> REQUIRED WORK
Please find all lines in the data that hold the string "title" and copy them.

> EXERCISE INPUT

________________________________________

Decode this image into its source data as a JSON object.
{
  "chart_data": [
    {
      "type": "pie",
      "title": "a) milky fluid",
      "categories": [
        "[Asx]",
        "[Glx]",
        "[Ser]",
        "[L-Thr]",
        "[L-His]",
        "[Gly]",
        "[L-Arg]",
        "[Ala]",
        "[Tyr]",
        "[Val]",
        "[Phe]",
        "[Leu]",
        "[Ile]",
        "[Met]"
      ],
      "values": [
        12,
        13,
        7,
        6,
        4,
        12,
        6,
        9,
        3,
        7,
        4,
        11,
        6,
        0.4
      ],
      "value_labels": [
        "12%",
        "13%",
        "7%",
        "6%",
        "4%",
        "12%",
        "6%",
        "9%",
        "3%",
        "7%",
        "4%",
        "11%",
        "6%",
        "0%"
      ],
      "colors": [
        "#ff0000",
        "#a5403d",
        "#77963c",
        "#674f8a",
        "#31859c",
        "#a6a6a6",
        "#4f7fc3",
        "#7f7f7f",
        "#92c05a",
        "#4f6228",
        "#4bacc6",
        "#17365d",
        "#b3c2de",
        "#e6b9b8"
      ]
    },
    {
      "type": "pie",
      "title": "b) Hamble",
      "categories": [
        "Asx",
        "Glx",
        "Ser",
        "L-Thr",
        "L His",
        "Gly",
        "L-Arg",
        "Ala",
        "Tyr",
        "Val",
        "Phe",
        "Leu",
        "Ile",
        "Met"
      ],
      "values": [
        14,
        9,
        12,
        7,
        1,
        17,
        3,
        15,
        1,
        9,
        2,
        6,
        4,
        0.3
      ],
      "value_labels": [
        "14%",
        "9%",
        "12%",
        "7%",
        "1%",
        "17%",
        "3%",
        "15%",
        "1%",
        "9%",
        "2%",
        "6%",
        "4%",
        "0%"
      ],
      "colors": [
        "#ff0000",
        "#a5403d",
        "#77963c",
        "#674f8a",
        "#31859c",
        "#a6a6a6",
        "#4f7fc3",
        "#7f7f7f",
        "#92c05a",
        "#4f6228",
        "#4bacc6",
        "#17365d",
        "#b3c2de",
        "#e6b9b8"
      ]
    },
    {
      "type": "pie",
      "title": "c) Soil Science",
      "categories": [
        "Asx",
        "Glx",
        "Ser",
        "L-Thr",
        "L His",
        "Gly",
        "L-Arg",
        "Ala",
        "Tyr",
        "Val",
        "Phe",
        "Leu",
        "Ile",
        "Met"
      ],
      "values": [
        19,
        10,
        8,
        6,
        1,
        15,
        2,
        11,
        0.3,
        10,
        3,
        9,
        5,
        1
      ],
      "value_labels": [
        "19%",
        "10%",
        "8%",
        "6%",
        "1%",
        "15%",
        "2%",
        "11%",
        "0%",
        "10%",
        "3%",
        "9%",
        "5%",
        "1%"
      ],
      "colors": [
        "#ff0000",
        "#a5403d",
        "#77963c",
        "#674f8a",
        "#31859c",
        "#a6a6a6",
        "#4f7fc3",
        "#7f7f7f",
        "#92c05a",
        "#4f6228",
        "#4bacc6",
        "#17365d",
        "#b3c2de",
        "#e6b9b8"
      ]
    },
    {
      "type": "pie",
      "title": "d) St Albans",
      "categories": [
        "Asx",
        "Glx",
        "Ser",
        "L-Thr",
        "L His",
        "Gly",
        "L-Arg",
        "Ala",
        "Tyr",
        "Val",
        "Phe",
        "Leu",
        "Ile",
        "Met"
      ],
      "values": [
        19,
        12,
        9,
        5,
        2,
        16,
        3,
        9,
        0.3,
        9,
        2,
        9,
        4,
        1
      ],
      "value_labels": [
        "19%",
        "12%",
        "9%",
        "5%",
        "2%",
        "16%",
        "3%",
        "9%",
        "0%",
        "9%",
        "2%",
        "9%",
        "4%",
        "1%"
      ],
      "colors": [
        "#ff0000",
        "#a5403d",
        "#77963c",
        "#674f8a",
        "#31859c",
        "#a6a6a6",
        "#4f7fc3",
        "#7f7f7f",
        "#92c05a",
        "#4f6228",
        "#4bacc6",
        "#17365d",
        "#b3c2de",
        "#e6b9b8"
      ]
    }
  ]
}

________________________________________

> FINISHED EXERCISE
      "title": "a) milky fluid",
      "title": "b) Hamble",
      "title": "c) Soil Science",
      "title": "d) St Albans",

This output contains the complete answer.